──────── Supplied passage ────────
There’s something missing from all of George Shaw’s super realist and enamelled views of suburban neglect on show at the Douglas Hyde Gallery in Trinity College. The inhabitants. Their absence is palpable. It’s as though they have all vacated the scene or lie hidden outside the field of view, deciding not to reveal themselves. As a result we the viewer become the protagonist. In this respect the paintings are reminiscent of the departed event that so often haunts the works of Edward Hopper. As in those American scenes Shaw has used the everyday or mundane to evoke a sense of the melancholic or the uncanny.
Shaw’s paintings do not depict pleasant picket-fenced idylls or uber-cool metro apartments or some cosy Corrie redbrick domesticity. Rather they reveal rubble and broken garages, wasteland at the back of a housing scheme, demolished dwellings on the margins and the detritus of failed lives. They throw a spotlight on that peculiarly British urban post-war planning that spawned forgettable new towns like Harlow, Peterborough Stevenage, or Crawley. They are not cities like Birmingham, Glasgow or Liverpool. They are the bland urban fringes you bypass on the way to somewhere else. They have never really been taken seriously yet this is where real people live in the metropolitan hinterlands.
Stripping away any intervening personality in the paintings of course leaves us to contemplate what’s left. Frayed ropes appear consistently in the paintings hanging from trees. These mark the totemic attempts by generations of kids to humanise their environment. We have all as children played in places through sheer lack of choice and yet been able to bring our own personalising qualities to a place. But there is also perhaps an ominous quality to ropes hanging from branches.
Shaw’s views are often at twilight or dusk effusing Romantic overtones. If Casper David Friedrich had grown up on a council estate in contemporary Britain this is perhaps how he would depict his surroundings. George Shaw’s paintings, particularly his triptych of skeletal winter trees, have a similar sense of the Sublime seen in the great nineteenth century Romantic works of Friedrich. Indeed they evoke the original understanding of what the Sublime meant – a sense of foreboding or threat. Of what exactly remains unstated as we can’t see beyond the framing – the images being cropped like photos. We as the viewer are the outcasts from these people’s lives.
────────
_Problem 1_
Please write out the passage from the review of George Shaw's paintings that begins with the words "There’s something missing" and ends with "or the uncanny.".
──────── Data for this exercise ────────
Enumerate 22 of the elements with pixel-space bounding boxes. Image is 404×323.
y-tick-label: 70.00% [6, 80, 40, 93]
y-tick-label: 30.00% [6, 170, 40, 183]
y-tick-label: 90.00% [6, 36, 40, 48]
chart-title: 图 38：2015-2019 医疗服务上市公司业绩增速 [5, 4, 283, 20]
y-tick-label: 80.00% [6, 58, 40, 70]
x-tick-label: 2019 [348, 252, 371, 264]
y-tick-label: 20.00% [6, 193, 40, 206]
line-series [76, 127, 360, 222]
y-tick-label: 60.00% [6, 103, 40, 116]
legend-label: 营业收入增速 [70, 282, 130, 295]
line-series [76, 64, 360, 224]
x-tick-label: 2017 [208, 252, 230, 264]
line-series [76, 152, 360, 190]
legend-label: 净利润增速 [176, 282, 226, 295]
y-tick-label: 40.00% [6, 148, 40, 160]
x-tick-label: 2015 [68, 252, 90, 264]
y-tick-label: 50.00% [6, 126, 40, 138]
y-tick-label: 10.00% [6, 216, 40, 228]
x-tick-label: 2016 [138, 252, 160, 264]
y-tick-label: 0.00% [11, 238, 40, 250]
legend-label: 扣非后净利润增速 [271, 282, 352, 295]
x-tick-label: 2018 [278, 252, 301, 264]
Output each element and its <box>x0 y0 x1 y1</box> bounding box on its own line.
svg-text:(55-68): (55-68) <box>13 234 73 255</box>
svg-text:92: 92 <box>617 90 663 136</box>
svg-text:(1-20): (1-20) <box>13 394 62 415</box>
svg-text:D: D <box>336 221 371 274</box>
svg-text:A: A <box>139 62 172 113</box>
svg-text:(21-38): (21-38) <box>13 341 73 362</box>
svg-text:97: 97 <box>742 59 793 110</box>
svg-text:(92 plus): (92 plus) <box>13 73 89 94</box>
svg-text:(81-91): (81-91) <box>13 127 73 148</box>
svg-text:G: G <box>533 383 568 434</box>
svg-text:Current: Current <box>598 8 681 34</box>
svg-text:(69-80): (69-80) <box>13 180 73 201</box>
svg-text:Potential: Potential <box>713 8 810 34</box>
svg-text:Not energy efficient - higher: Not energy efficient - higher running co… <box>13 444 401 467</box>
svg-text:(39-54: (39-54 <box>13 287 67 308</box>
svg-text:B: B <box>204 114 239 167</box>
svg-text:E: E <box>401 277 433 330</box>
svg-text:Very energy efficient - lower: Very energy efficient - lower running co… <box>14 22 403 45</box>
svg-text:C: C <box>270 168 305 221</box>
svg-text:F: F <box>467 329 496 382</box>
────────
_Problem 2_
Extract the lines of the records from the first line through the line containing "svg-text:(39-54: (39-54 <box>13", both included, and repeat them unchanged.

_Reply 1_
There’s something missing from all of George Shaw’s super realist and enamelled views of suburban neglect on show at the Douglas Hyde Gallery in Trinity College. The inhabitants. Their absence is palpable. It’s as though they have all vacated the scene or lie hidden outside the field of view, deciding not to reveal themselves. As a result we the viewer become the protagonist. In this respect the paintings are reminiscent of the departed event that so often haunts the works of Edward Hopper. As in those American scenes Shaw has used the everyday or mundane to evoke a sense of the melancholic or the uncanny.

_Reply 2_
Enumerate 22 of the elements with pixel-space bounding boxes. Image is 404×323.
y-tick-label: 70.00% [6, 80, 40, 93]
y-tick-label: 30.00% [6, 170, 40, 183]
y-tick-label: 90.00% [6, 36, 40, 48]
chart-title: 图 38：2015-2019 医疗服务上市公司业绩增速 [5, 4, 283, 20]
y-tick-label: 80.00% [6, 58, 40, 70]
x-tick-label: 2019 [348, 252, 371, 264]
y-tick-label: 20.00% [6, 193, 40, 206]
line-series [76, 127, 360, 222]
y-tick-label: 60.00% [6, 103, 40, 116]
legend-label: 营业收入增速 [70, 282, 130, 295]
line-series [76, 64, 360, 224]
x-tick-label: 2017 [208, 252, 230, 264]
line-series [76, 152, 360, 190]
legend-label: 净利润增速 [176, 282, 226, 295]
y-tick-label: 40.00% [6, 148, 40, 160]
x-tick-label: 2015 [68, 252, 90, 264]
y-tick-label: 50.00% [6, 126, 40, 138]
y-tick-label: 10.00% [6, 216, 40, 228]
x-tick-label: 2016 [138, 252, 160, 264]
y-tick-label: 0.00% [11, 238, 40, 250]
legend-label: 扣非后净利润增速 [271, 282, 352, 295]
x-tick-label: 2018 [278, 252, 301, 264]
Output each element and its <box>x0 y0 x1 y1</box> bounding box on its own line.
svg-text:(55-68): (55-68) <box>13 234 73 255</box>
svg-text:92: 92 <box>617 90 663 136</box>
svg-text:(1-20): (1-20) <box>13 394 62 415</box>
svg-text:D: D <box>336 221 371 274</box>
svg-text:A: A <box>139 62 172 113</box>
svg-text:(21-38): (21-38) <box>13 341 73 362</box>
svg-text:97: 97 <box>742 59 793 110</box>
svg-text:(92 plus): (92 plus) <box>13 73 89 94</box>
svg-text:(81-91): (81-91) <box>13 127 73 148</box>
svg-text:G: G <box>533 383 568 434</box>
svg-text:Current: Current <box>598 8 681 34</box>
svg-text:(69-80): (69-80) <box>13 180 73 201</box>
svg-text:Potential: Potential <box>713 8 810 34</box>
svg-text:Not energy efficient - higher: Not energy efficient - higher running co… <box>13 444 401 467</box>
svg-text:(39-54: (39-54 <box>13 287 67 308</box>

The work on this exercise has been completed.